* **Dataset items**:

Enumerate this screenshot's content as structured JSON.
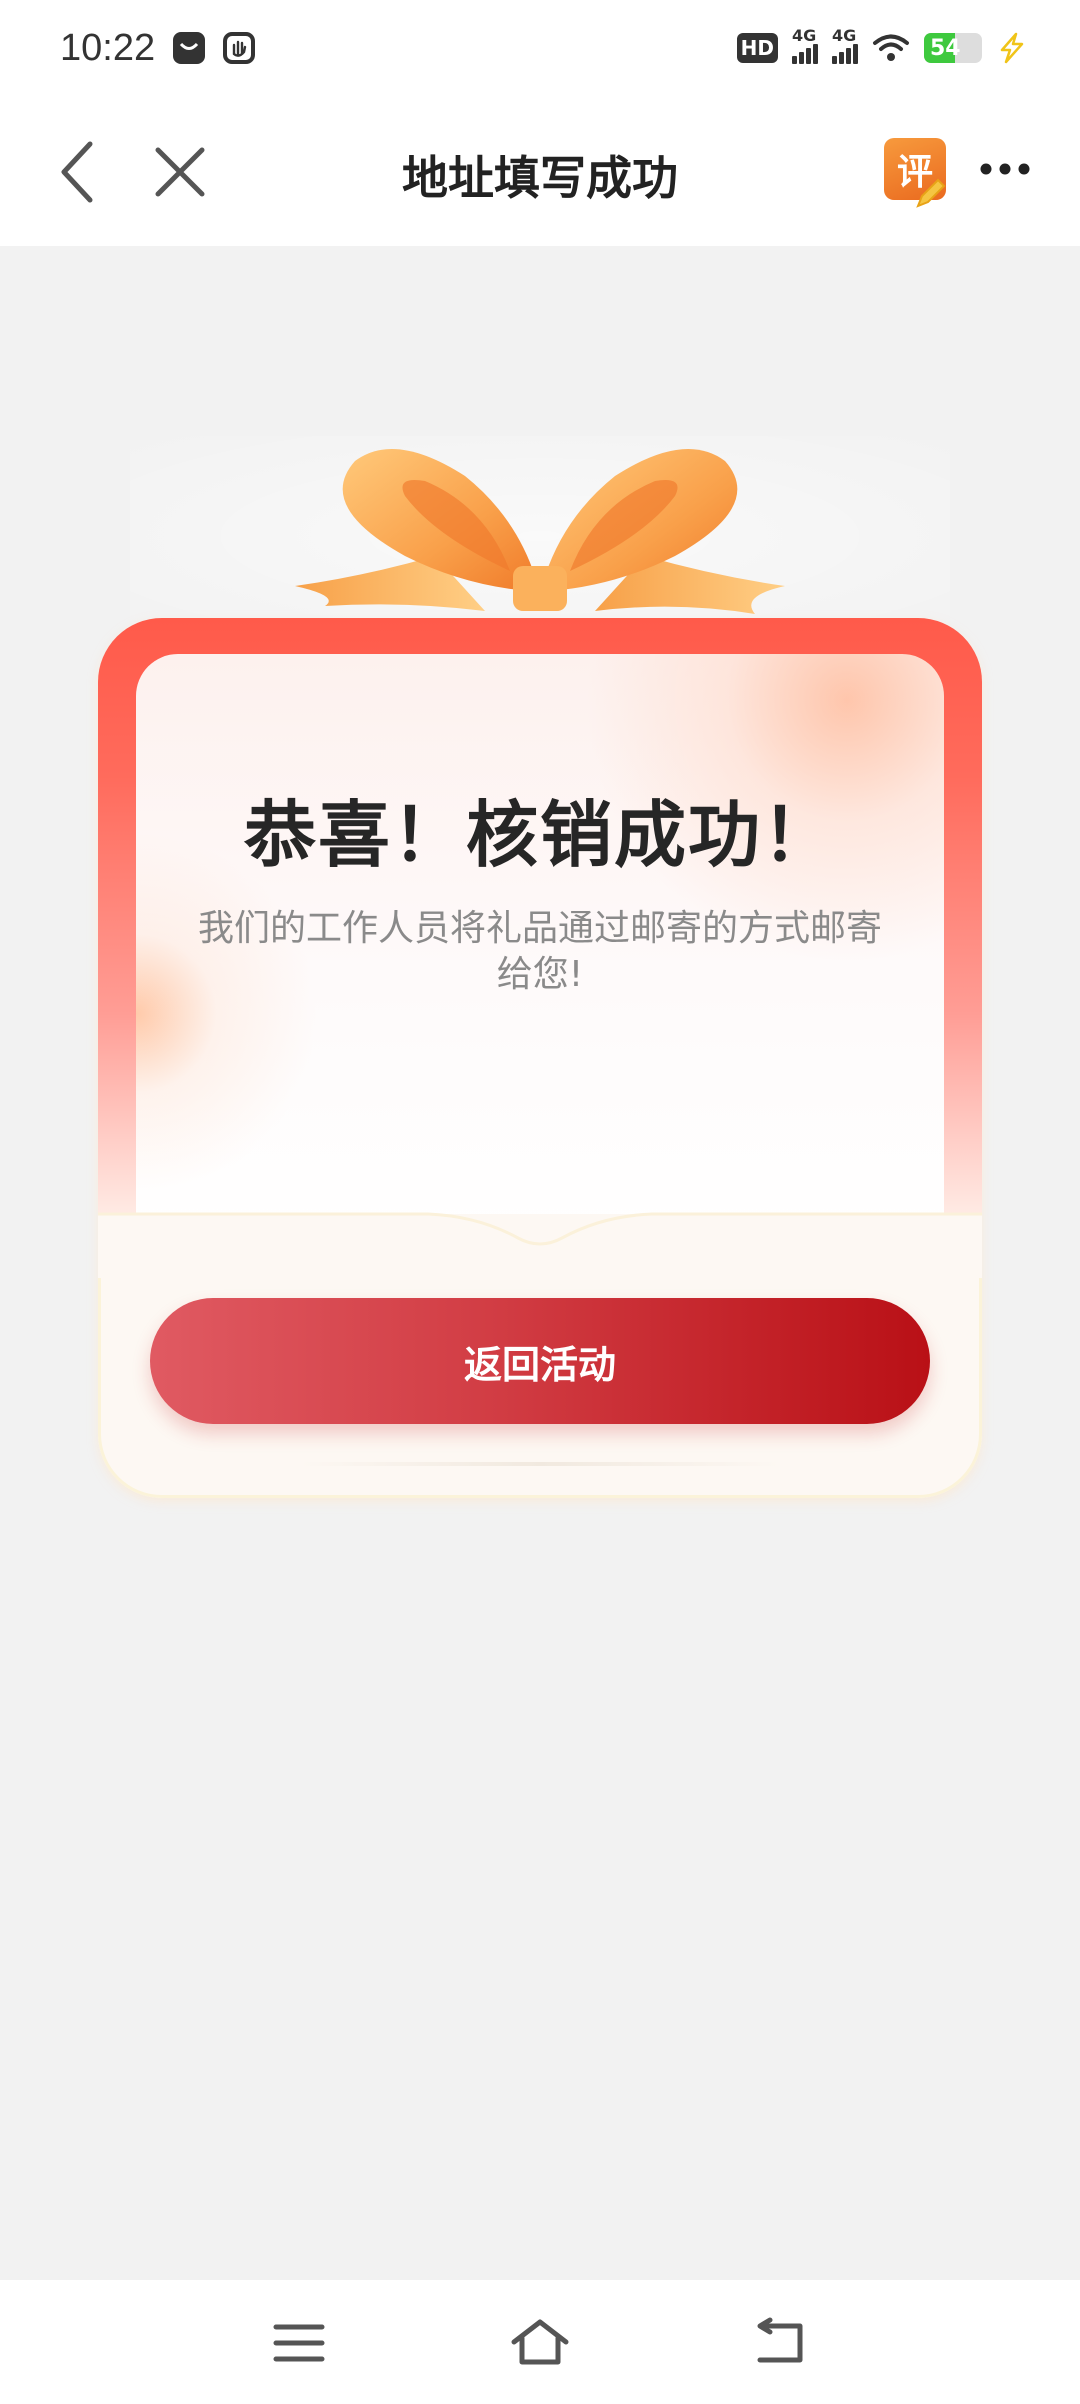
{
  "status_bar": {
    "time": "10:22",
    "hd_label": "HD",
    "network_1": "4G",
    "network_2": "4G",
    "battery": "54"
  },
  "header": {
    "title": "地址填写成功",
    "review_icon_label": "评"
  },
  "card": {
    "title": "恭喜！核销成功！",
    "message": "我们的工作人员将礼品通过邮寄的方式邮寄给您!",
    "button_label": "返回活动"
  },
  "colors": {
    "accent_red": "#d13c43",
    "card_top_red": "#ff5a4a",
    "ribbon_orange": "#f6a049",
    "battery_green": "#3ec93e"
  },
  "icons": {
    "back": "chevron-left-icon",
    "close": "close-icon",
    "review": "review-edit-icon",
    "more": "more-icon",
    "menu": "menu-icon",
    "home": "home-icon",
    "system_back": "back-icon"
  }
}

* **The problem**: Output all the records, word for word, with no pictures in the copy.

* **Exercise response**:
Enumerate this screenshot's content as structured JSON.
{
  "status_bar": {
    "time": "10:22",
    "hd_label": "HD",
    "network_1": "4G",
    "network_2": "4G",
    "battery": "54"
  },
  "header": {
    "title": "地址填写成功",
    "review_icon_label": "评"
  },
  "card": {
    "title": "恭喜！核销成功！",
    "message": "我们的工作人员将礼品通过邮寄的方式邮寄给您!",
    "button_label": "返回活动"
  },
  "colors": {
    "accent_red": "#d13c43",
    "card_top_red": "#ff5a4a",
    "ribbon_orange": "#f6a049",
    "battery_green": "#3ec93e"
  },
  "icons": {
    "back": "chevron-left-icon",
    "close": "close-icon",
    "review": "review-edit-icon",
    "more": "more-icon",
    "menu": "menu-icon",
    "home": "home-icon",
    "system_back": "back-icon"
  }
}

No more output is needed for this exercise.